[Items from a data source]
** Start **

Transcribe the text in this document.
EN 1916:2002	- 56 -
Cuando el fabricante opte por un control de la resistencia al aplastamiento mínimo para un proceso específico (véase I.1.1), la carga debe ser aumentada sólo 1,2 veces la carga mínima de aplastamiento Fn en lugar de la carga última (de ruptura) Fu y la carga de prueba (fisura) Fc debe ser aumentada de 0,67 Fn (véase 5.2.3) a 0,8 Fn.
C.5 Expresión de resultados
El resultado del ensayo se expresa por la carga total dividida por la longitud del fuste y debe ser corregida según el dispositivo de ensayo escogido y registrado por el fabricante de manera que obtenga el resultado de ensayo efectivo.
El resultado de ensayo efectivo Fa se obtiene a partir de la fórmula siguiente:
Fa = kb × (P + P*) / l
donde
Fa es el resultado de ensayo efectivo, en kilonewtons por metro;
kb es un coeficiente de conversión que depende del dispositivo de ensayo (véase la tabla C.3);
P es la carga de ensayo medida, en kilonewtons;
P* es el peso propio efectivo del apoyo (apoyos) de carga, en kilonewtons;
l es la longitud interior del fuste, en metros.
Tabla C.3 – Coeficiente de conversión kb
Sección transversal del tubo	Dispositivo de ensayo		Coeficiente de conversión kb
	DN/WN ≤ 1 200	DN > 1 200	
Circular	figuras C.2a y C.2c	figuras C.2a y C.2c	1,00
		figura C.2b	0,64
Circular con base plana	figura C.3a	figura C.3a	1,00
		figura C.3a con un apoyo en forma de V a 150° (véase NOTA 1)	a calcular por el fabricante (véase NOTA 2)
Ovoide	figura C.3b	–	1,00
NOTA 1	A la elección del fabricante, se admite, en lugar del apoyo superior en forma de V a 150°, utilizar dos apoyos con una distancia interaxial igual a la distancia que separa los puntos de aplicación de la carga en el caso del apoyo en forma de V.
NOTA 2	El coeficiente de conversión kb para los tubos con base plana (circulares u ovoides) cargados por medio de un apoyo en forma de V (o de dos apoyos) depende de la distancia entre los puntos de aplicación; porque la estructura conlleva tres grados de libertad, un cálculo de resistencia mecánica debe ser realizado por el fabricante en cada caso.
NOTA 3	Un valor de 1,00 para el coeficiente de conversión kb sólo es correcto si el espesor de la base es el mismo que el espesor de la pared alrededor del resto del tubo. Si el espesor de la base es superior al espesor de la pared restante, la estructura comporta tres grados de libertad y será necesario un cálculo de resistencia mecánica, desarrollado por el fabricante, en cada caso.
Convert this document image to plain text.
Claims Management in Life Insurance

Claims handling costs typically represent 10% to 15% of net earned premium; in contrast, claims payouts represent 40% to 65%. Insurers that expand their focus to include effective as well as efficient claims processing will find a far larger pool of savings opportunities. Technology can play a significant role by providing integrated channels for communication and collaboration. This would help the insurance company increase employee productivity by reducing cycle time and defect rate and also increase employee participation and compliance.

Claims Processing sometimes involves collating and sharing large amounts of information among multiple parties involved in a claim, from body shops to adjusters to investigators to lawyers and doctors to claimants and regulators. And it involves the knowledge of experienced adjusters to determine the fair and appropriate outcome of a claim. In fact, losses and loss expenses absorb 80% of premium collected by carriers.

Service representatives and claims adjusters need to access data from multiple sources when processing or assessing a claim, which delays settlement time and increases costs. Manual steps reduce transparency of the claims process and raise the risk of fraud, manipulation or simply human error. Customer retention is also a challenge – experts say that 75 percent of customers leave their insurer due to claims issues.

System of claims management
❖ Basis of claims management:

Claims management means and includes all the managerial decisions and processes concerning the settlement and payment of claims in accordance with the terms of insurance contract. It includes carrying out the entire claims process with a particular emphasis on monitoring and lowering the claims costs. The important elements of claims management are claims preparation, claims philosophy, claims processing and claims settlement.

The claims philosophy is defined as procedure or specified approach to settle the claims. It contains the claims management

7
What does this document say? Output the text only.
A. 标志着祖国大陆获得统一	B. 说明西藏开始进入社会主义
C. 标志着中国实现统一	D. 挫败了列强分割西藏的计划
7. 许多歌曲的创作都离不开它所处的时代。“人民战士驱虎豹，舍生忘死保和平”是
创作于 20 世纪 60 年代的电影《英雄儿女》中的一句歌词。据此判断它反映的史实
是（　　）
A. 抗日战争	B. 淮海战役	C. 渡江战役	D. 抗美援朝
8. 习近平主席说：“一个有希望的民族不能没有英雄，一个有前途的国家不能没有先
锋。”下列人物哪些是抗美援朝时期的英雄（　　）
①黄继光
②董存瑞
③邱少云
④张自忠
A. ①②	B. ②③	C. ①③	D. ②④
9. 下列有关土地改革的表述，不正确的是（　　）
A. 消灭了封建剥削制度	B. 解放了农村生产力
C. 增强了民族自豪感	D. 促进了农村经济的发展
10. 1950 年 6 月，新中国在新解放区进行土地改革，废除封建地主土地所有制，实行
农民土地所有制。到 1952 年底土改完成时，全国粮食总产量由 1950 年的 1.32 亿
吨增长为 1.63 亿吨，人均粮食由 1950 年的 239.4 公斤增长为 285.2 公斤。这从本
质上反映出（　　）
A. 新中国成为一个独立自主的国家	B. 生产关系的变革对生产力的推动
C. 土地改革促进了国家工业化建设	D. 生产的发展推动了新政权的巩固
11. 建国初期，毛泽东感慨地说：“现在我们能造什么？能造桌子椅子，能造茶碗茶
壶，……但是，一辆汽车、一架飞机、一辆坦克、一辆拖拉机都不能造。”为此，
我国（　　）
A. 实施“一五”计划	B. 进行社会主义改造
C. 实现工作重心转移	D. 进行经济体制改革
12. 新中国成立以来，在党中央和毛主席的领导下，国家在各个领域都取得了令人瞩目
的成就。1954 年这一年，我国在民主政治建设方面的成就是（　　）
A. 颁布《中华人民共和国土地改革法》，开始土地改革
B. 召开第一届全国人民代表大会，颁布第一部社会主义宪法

** End **

■ Task statement ■
Copy every line verbatim.

■ Exercise response ■
Transcribe the text in this document.
EN 1916:2002	- 56 -
Cuando el fabricante opte por un control de la resistencia al aplastamiento mínimo para un proceso específico (véase I.1.1), la carga debe ser aumentada sólo 1,2 veces la carga mínima de aplastamiento Fn en lugar de la carga última (de ruptura) Fu y la carga de prueba (fisura) Fc debe ser aumentada de 0,67 Fn (véase 5.2.3) a 0,8 Fn.
C.5 Expresión de resultados
El resultado del ensayo se expresa por la carga total dividida por la longitud del fuste y debe ser corregida según el dispositivo de ensayo escogido y registrado por el fabricante de manera que obtenga el resultado de ensayo efectivo.
El resultado de ensayo efectivo Fa se obtiene a partir de la fórmula siguiente:
Fa = kb × (P + P*) / l
donde
Fa es el resultado de ensayo efectivo, en kilonewtons por metro;
kb es un coeficiente de conversión que depende del dispositivo de ensayo (véase la tabla C.3);
P es la carga de ensayo medida, en kilonewtons;
P* es el peso propio efectivo del apoyo (apoyos) de carga, en kilonewtons;
l es la longitud interior del fuste, en metros.
Tabla C.3 – Coeficiente de conversión kb
Sección transversal del tubo	Dispositivo de ensayo		Coeficiente de conversión kb
	DN/WN ≤ 1 200	DN > 1 200	
Circular	figuras C.2a y C.2c	figuras C.2a y C.2c	1,00
		figura C.2b	0,64
Circular con base plana	figura C.3a	figura C.3a	1,00
		figura C.3a con un apoyo en forma de V a 150° (véase NOTA 1)	a calcular por el fabricante (véase NOTA 2)
Ovoide	figura C.3b	–	1,00
NOTA 1	A la elección del fabricante, se admite, en lugar del apoyo superior en forma de V a 150°, utilizar dos apoyos con una distancia interaxial igual a la distancia que separa los puntos de aplicación de la carga en el caso del apoyo en forma de V.
NOTA 2	El coeficiente de conversión kb para los tubos con base plana (circulares u ovoides) cargados por medio de un apoyo en forma de V (o de dos apoyos) depende de la distancia entre los puntos de aplicación; porque la estructura conlleva tres grados de libertad, un cálculo de resistencia mecánica debe ser realizado por el fabricante en cada caso.
NOTA 3	Un valor de 1,00 para el coeficiente de conversión kb sólo es correcto si el espesor de la base es el mismo que el espesor de la pared alrededor del resto del tubo. Si el espesor de la base es superior al espesor de la pared restante, la estructura comporta tres grados de libertad y será necesario un cálculo de resistencia mecánica, desarrollado por el fabricante, en cada caso.
Convert this document image to plain text.
Claims Management in Life Insurance

Claims handling costs typically represent 10% to 15% of net earned premium; in contrast, claims payouts represent 40% to 65%. Insurers that expand their focus to include effective as well as efficient claims processing will find a far larger pool of savings opportunities. Technology can play a significant role by providing integrated channels for communication and collaboration. This would help the insurance company increase employee productivity by reducing cycle time and defect rate and also increase employee participation and compliance.

Claims Processing sometimes involves collating and sharing large amounts of information among multiple parties involved in a claim, from body shops to adjusters to investigators to lawyers and doctors to claimants and regulators. And it involves the knowledge of experienced adjusters to determine the fair and appropriate outcome of a claim. In fact, losses and loss expenses absorb 80% of premium collected by carriers.

Service representatives and claims adjusters need to access data from multiple sources when processing or assessing a claim, which delays settlement time and increases costs. Manual steps reduce transparency of the claims process and raise the risk of fraud, manipulation or simply human error. Customer retention is also a challenge – experts say that 75 percent of customers leave their insurer due to claims issues.

System of claims management
❖ Basis of claims management:

Claims management means and includes all the managerial decisions and processes concerning the settlement and payment of claims in accordance with the terms of insurance contract. It includes carrying out the entire claims process with a particular emphasis on monitoring and lowering the claims costs. The important elements of claims management are claims preparation, claims philosophy, claims processing and claims settlement.

The claims philosophy is defined as procedure or specified approach to settle the claims. It contains the claims management

7
What does this document say? Output the text only.
A. 标志着祖国大陆获得统一	B. 说明西藏开始进入社会主义
C. 标志着中国实现统一	D. 挫败了列强分割西藏的计划
7. 许多歌曲的创作都离不开它所处的时代。“人民战士驱虎豹，舍生忘死保和平”是
创作于 20 世纪 60 年代的电影《英雄儿女》中的一句歌词。据此判断它反映的史实
是（　　）
A. 抗日战争	B. 淮海战役	C. 渡江战役	D. 抗美援朝
8. 习近平主席说：“一个有希望的民族不能没有英雄，一个有前途的国家不能没有先
锋。”下列人物哪些是抗美援朝时期的英雄（　　）
①黄继光
②董存瑞
③邱少云
④张自忠
A. ①②	B. ②③	C. ①③	D. ②④
9. 下列有关土地改革的表述，不正确的是（　　）
A. 消灭了封建剥削制度	B. 解放了农村生产力
C. 增强了民族自豪感	D. 促进了农村经济的发展
10. 1950 年 6 月，新中国在新解放区进行土地改革，废除封建地主土地所有制，实行
农民土地所有制。到 1952 年底土改完成时，全国粮食总产量由 1950 年的 1.32 亿
吨增长为 1.63 亿吨，人均粮食由 1950 年的 239.4 公斤增长为 285.2 公斤。这从本
质上反映出（　　）
A. 新中国成为一个独立自主的国家	B. 生产关系的变革对生产力的推动
C. 土地改革促进了国家工业化建设	D. 生产的发展推动了新政权的巩固
11. 建国初期，毛泽东感慨地说：“现在我们能造什么？能造桌子椅子，能造茶碗茶
壶，……但是，一辆汽车、一架飞机、一辆坦克、一辆拖拉机都不能造。”为此，
我国（　　）
A. 实施“一五”计划	B. 进行社会主义改造
C. 实现工作重心转移	D. 进行经济体制改革
12. 新中国成立以来，在党中央和毛主席的领导下，国家在各个领域都取得了令人瞩目
的成就。1954 年这一年，我国在民主政治建设方面的成就是（　　）
A. 颁布《中华人民共和国土地改革法》，开始土地改革
B. 召开第一届全国人民代表大会，颁布第一部社会主义宪法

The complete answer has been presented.